▶ _REQUIREMENTS_
Extract each record and reproduce it exactly.

▶ _Dataset items_
--- START ---

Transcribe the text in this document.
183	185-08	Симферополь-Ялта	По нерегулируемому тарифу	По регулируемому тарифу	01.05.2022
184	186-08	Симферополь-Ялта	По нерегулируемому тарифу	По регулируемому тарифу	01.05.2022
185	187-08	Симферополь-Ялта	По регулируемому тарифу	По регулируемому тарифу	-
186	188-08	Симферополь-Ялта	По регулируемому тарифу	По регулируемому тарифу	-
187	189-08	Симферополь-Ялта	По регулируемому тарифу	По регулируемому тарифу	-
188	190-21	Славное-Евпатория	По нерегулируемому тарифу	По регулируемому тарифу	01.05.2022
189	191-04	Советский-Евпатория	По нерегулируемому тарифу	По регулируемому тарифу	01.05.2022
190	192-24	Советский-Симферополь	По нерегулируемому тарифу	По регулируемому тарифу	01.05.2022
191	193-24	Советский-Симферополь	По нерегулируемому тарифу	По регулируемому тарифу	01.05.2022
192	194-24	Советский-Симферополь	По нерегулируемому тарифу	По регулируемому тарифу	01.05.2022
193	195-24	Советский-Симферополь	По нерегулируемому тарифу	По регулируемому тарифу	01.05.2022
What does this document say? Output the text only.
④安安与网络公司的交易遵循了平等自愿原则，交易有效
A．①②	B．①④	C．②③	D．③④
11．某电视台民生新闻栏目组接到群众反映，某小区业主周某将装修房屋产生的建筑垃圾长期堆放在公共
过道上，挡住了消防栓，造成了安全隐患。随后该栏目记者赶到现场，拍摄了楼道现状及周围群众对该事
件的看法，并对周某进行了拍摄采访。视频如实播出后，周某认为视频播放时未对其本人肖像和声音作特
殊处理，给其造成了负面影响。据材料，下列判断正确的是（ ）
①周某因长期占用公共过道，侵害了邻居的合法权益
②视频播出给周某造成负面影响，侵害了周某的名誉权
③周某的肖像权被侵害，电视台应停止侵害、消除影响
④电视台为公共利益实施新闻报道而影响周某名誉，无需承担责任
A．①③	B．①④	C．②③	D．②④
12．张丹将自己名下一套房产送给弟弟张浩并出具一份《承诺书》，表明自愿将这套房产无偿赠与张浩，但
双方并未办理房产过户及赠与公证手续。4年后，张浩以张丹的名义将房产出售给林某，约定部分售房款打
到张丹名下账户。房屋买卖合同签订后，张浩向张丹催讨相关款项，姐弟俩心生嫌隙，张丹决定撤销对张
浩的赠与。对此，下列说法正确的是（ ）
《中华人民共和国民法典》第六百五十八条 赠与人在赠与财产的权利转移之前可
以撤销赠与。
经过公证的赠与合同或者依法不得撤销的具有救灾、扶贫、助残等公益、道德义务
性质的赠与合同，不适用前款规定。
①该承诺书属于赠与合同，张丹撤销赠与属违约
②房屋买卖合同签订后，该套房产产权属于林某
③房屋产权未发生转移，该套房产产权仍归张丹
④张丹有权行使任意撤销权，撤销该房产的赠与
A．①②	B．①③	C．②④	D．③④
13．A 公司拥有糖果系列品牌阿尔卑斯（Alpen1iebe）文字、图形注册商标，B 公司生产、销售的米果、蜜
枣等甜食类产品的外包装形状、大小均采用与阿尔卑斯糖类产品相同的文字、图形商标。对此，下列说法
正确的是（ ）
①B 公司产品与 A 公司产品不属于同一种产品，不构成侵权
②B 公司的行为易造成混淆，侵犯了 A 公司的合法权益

--- END ---

▶ _OUTPUT FOR THIS EXERCISE_
Transcribe the text in this document.
183	185-08	Симферополь-Ялта	По нерегулируемому тарифу	По регулируемому тарифу	01.05.2022
184	186-08	Симферополь-Ялта	По нерегулируемому тарифу	По регулируемому тарифу	01.05.2022
185	187-08	Симферополь-Ялта	По регулируемому тарифу	По регулируемому тарифу	-
186	188-08	Симферополь-Ялта	По регулируемому тарифу	По регулируемому тарифу	-
187	189-08	Симферополь-Ялта	По регулируемому тарифу	По регулируемому тарифу	-
188	190-21	Славное-Евпатория	По нерегулируемому тарифу	По регулируемому тарифу	01.05.2022
189	191-04	Советский-Евпатория	По нерегулируемому тарифу	По регулируемому тарифу	01.05.2022
190	192-24	Советский-Симферополь	По нерегулируемому тарифу	По регулируемому тарифу	01.05.2022
191	193-24	Советский-Симферополь	По нерегулируемому тарифу	По регулируемому тарифу	01.05.2022
192	194-24	Советский-Симферополь	По нерегулируемому тарифу	По регулируемому тарифу	01.05.2022
193	195-24	Советский-Симферополь	По нерегулируемому тарифу	По регулируемому тарифу	01.05.2022
What does this document say? Output the text only.
④安安与网络公司的交易遵循了平等自愿原则，交易有效
A．①②	B．①④	C．②③	D．③④
11．某电视台民生新闻栏目组接到群众反映，某小区业主周某将装修房屋产生的建筑垃圾长期堆放在公共
过道上，挡住了消防栓，造成了安全隐患。随后该栏目记者赶到现场，拍摄了楼道现状及周围群众对该事
件的看法，并对周某进行了拍摄采访。视频如实播出后，周某认为视频播放时未对其本人肖像和声音作特
殊处理，给其造成了负面影响。据材料，下列判断正确的是（ ）
①周某因长期占用公共过道，侵害了邻居的合法权益
②视频播出给周某造成负面影响，侵害了周某的名誉权
③周某的肖像权被侵害，电视台应停止侵害、消除影响
④电视台为公共利益实施新闻报道而影响周某名誉，无需承担责任
A．①③	B．①④	C．②③	D．②④
12．张丹将自己名下一套房产送给弟弟张浩并出具一份《承诺书》，表明自愿将这套房产无偿赠与张浩，但
双方并未办理房产过户及赠与公证手续。4年后，张浩以张丹的名义将房产出售给林某，约定部分售房款打
到张丹名下账户。房屋买卖合同签订后，张浩向张丹催讨相关款项，姐弟俩心生嫌隙，张丹决定撤销对张
浩的赠与。对此，下列说法正确的是（ ）
《中华人民共和国民法典》第六百五十八条 赠与人在赠与财产的权利转移之前可
以撤销赠与。
经过公证的赠与合同或者依法不得撤销的具有救灾、扶贫、助残等公益、道德义务
性质的赠与合同，不适用前款规定。
①该承诺书属于赠与合同，张丹撤销赠与属违约
②房屋买卖合同签订后，该套房产产权属于林某
③房屋产权未发生转移，该套房产产权仍归张丹
④张丹有权行使任意撤销权，撤销该房产的赠与
A．①②	B．①③	C．②④	D．③④
13．A 公司拥有糖果系列品牌阿尔卑斯（Alpen1iebe）文字、图形注册商标，B 公司生产、销售的米果、蜜
枣等甜食类产品的外包装形状、大小均采用与阿尔卑斯糖类产品相同的文字、图形商标。对此，下列说法
正确的是（ ）
①B 公司产品与 A 公司产品不属于同一种产品，不构成侵权
②B 公司的行为易造成混淆，侵犯了 A 公司的合法权益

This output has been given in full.